→ Exercise prompt
Collect every line of the records below that contains the word "ylabel".

→ Data excerpts
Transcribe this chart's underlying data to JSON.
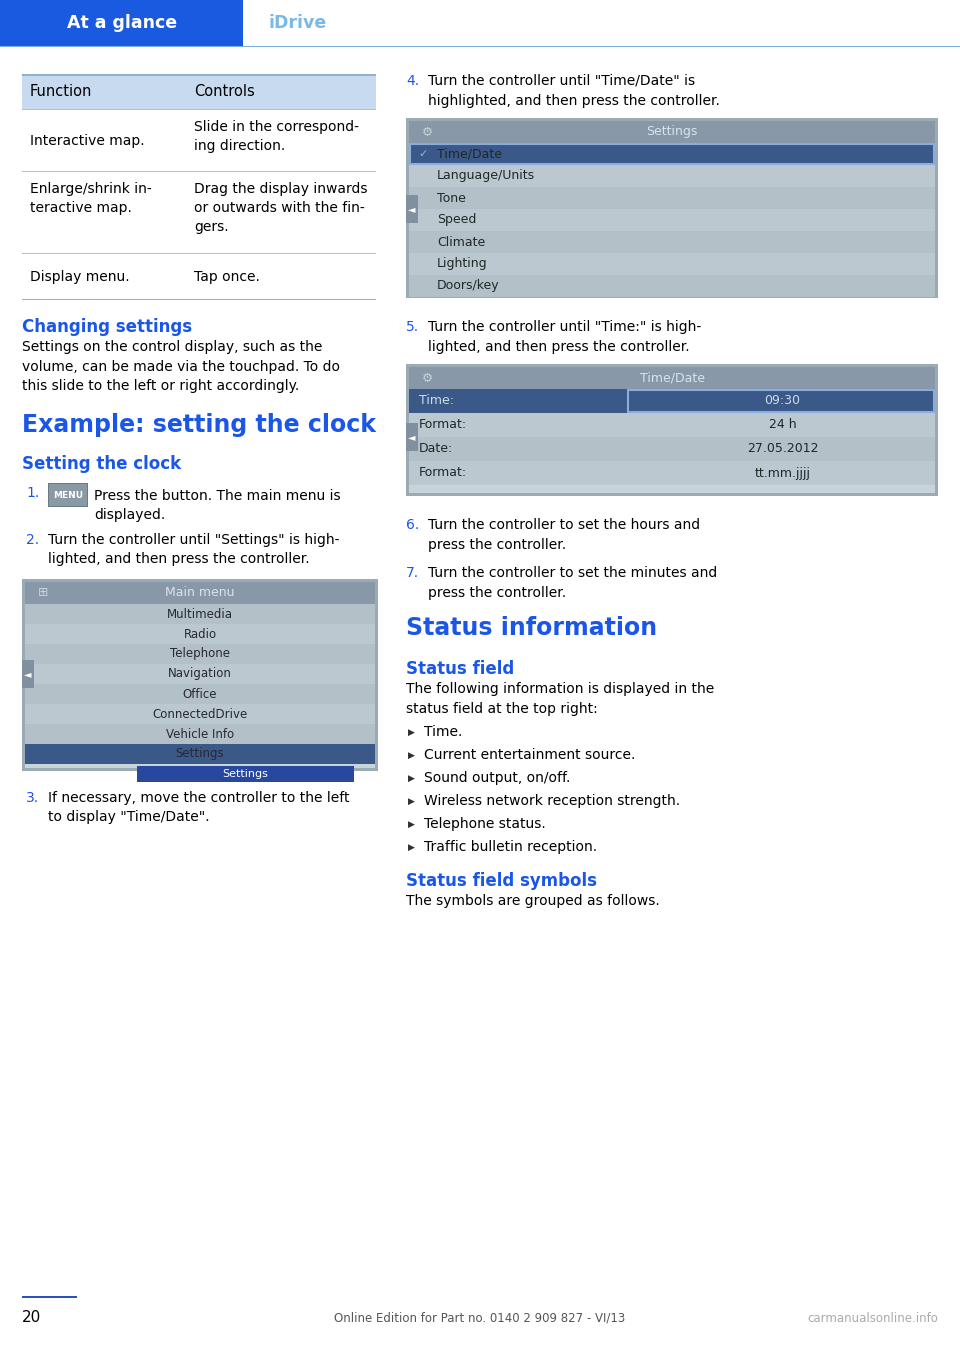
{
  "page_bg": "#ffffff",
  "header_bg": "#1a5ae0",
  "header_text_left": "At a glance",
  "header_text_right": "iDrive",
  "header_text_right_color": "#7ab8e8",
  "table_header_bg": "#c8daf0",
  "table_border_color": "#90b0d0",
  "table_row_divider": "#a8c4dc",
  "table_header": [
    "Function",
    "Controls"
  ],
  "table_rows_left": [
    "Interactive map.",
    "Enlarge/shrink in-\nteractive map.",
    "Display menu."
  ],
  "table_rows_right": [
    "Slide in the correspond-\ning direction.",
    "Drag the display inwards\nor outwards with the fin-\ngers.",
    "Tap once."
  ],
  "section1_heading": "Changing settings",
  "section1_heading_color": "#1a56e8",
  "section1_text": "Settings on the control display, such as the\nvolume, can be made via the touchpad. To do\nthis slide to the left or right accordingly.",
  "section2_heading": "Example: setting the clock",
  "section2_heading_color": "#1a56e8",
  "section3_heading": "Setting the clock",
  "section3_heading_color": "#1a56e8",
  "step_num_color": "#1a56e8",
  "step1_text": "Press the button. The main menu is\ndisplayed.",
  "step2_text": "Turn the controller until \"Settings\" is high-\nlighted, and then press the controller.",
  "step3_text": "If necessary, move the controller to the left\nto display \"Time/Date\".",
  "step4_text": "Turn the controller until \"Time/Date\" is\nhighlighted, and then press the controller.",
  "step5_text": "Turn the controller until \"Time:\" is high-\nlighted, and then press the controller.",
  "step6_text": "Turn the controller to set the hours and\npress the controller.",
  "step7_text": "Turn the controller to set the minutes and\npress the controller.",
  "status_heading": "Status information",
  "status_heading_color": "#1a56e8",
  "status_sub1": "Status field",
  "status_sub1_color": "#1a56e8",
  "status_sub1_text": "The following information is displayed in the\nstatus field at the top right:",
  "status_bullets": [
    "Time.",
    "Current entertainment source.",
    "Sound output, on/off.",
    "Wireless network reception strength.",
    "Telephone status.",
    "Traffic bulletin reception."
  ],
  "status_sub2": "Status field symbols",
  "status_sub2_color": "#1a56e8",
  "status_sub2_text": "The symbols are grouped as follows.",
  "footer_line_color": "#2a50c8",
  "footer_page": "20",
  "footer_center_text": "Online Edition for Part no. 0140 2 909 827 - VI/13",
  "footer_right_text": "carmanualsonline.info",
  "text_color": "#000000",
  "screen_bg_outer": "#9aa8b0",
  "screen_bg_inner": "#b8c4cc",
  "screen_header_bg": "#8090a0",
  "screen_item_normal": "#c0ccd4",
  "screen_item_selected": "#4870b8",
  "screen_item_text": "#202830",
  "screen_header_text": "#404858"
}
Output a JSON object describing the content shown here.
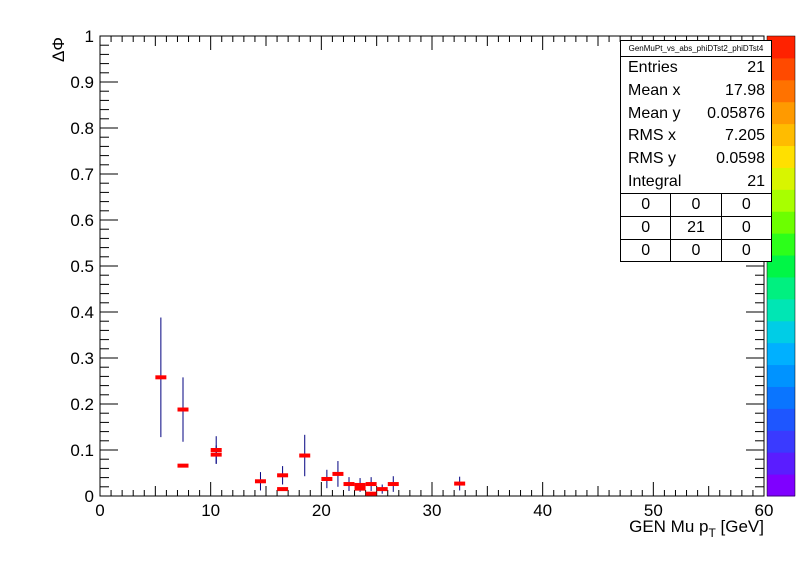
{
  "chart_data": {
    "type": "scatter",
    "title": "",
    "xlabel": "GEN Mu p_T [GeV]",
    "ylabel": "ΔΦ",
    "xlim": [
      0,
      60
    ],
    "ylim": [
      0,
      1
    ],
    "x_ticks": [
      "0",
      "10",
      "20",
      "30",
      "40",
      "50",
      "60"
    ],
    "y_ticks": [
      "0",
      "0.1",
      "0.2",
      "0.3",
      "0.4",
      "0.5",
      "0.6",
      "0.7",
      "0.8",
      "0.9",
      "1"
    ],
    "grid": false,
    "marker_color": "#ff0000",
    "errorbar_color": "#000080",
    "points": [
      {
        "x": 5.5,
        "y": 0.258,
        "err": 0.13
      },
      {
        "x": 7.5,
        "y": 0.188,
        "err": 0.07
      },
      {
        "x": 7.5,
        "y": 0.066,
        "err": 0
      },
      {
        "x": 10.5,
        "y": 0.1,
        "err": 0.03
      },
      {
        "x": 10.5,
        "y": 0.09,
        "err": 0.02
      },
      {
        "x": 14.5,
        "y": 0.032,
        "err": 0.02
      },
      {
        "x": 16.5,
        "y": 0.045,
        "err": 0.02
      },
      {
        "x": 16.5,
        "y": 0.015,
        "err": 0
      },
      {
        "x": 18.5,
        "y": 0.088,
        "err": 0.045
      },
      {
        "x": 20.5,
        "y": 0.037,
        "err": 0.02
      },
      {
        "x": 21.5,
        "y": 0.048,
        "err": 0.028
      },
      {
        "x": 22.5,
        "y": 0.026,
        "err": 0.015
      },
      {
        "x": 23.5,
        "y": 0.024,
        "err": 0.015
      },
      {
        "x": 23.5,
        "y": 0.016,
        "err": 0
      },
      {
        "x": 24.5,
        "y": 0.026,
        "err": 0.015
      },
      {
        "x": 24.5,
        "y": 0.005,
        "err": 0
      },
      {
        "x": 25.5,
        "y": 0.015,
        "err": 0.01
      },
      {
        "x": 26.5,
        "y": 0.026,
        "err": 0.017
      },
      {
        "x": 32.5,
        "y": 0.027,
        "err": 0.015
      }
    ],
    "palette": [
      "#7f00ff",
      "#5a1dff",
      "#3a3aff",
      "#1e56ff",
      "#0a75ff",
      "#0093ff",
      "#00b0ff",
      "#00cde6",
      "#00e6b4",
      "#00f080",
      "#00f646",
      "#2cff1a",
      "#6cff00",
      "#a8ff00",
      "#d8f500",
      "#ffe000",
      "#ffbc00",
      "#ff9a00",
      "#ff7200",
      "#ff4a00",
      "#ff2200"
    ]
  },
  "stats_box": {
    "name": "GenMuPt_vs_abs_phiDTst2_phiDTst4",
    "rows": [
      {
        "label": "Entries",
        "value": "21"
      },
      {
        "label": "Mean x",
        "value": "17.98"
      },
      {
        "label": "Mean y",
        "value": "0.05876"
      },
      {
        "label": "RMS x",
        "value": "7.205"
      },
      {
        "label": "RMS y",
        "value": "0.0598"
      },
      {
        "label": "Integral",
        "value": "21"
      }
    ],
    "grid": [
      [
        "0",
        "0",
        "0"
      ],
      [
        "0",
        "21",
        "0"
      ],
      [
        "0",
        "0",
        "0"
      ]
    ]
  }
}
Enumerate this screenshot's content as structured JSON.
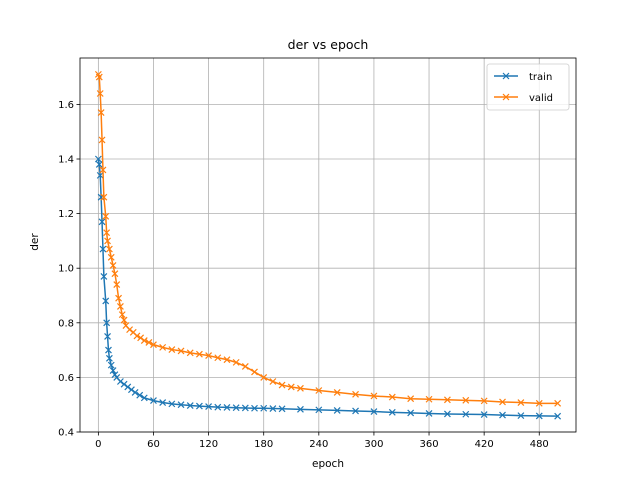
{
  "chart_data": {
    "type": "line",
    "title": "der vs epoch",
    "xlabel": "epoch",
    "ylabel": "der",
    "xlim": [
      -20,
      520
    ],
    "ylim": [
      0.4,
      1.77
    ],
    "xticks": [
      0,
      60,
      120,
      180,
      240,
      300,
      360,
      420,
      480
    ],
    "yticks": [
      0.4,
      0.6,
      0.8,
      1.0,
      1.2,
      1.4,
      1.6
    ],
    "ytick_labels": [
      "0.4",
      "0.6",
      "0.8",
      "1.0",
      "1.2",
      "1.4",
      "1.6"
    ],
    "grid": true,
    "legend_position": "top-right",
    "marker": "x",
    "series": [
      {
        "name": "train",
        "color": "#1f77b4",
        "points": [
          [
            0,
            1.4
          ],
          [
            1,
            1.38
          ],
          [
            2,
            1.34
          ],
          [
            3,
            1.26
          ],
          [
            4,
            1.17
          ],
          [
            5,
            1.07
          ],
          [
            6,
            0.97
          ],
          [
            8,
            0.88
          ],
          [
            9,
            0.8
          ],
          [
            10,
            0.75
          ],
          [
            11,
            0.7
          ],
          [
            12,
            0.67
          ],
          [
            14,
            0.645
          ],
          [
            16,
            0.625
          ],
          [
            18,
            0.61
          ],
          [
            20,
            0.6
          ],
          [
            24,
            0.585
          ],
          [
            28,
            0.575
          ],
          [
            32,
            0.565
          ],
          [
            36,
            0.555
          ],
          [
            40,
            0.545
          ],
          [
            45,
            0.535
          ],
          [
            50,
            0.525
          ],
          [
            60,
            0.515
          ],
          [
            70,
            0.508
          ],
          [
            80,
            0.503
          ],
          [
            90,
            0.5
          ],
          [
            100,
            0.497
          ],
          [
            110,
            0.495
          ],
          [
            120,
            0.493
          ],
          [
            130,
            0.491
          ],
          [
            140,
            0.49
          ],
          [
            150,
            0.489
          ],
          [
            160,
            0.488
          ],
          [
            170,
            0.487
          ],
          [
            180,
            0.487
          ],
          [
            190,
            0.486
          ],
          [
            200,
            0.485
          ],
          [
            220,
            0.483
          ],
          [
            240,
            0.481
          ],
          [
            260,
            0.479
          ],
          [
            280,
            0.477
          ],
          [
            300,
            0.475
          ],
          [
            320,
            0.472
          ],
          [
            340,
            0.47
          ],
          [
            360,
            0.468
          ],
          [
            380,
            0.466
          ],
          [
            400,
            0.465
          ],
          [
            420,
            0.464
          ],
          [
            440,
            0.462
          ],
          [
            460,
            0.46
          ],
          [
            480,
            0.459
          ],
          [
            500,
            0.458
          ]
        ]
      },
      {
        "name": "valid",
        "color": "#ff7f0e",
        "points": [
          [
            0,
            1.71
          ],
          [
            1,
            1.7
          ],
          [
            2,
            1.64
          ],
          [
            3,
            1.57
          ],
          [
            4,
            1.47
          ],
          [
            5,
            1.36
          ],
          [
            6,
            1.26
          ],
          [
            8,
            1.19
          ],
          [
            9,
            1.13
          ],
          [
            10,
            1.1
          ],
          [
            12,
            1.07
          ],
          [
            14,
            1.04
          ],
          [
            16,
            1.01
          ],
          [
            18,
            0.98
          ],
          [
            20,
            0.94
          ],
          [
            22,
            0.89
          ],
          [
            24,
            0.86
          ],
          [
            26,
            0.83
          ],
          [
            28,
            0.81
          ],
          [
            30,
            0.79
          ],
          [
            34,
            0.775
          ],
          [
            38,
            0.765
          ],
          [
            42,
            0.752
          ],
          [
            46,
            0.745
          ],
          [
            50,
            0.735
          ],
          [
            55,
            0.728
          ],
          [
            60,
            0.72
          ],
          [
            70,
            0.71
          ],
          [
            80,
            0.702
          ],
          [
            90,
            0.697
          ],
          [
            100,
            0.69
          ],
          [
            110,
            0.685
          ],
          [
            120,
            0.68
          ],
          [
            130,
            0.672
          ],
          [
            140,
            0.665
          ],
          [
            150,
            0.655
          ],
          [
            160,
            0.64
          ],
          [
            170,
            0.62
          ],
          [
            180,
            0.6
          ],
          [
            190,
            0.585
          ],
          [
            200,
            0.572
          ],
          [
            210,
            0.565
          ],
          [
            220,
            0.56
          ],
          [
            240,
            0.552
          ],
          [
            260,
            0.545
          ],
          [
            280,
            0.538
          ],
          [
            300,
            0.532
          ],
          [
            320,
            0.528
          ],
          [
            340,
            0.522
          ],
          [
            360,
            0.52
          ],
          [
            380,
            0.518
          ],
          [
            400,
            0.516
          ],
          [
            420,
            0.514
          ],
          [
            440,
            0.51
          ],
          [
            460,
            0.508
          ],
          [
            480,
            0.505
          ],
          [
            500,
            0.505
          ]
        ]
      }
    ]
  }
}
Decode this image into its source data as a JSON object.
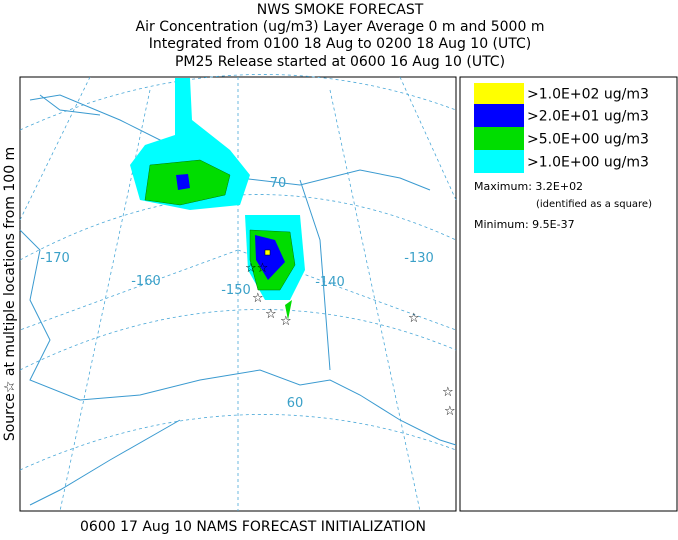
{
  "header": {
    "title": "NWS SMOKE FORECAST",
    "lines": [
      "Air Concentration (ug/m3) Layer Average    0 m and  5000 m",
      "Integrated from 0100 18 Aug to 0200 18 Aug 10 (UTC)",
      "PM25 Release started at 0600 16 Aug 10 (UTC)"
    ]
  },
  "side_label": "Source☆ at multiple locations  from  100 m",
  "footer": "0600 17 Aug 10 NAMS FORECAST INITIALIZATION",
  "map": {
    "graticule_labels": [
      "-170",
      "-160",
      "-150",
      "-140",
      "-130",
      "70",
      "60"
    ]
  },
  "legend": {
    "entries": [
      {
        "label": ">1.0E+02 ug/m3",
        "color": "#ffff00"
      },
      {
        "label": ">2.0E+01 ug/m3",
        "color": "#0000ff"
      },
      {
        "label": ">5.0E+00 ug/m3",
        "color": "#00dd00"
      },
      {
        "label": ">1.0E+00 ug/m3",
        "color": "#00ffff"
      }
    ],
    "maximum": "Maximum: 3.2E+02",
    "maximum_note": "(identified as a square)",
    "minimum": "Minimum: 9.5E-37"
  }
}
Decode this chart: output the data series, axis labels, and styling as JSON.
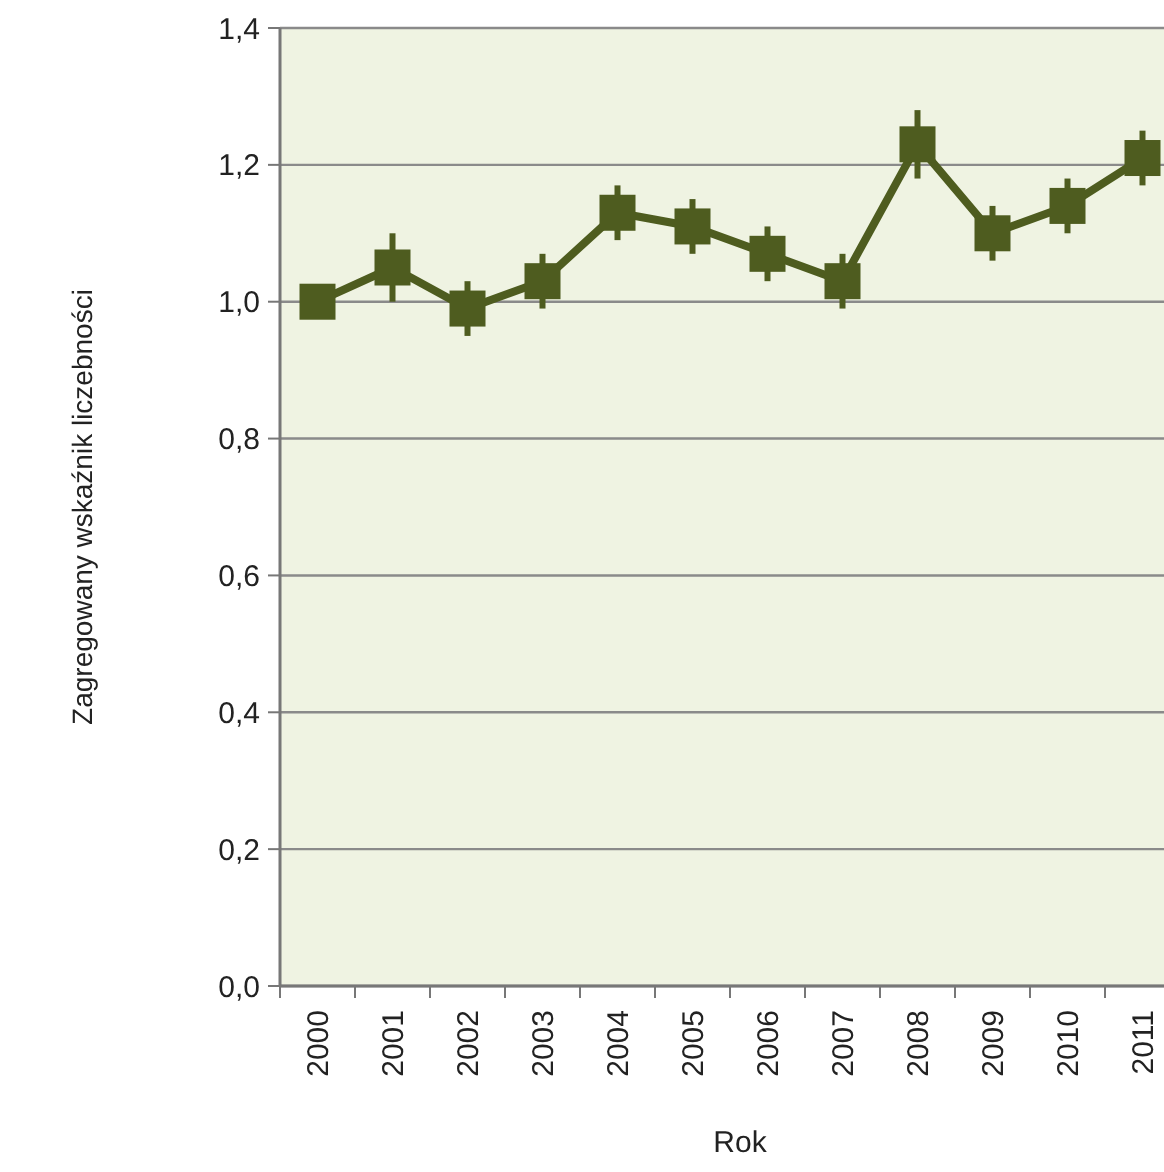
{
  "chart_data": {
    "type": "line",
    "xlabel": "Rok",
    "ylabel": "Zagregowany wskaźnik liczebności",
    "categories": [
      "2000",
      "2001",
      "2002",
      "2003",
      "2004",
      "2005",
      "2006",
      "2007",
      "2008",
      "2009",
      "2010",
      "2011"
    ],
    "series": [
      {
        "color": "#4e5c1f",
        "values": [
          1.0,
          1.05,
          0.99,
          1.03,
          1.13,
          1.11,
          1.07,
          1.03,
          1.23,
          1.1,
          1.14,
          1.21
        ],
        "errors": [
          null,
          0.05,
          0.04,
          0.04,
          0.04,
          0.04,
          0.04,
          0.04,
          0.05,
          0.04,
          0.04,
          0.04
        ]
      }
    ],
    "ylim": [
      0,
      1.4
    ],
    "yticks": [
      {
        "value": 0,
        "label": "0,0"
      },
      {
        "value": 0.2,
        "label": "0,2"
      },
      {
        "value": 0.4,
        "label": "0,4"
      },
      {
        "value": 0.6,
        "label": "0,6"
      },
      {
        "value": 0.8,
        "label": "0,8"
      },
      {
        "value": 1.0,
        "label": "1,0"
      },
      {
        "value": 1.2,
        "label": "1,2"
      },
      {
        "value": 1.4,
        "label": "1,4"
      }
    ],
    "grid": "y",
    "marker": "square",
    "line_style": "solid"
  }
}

→ Reply to the exercise
    "ylabel": "ΔΦ",
    "ylabel": "der",
    "ylabel": "Zagregowany wskaźnik liczebności",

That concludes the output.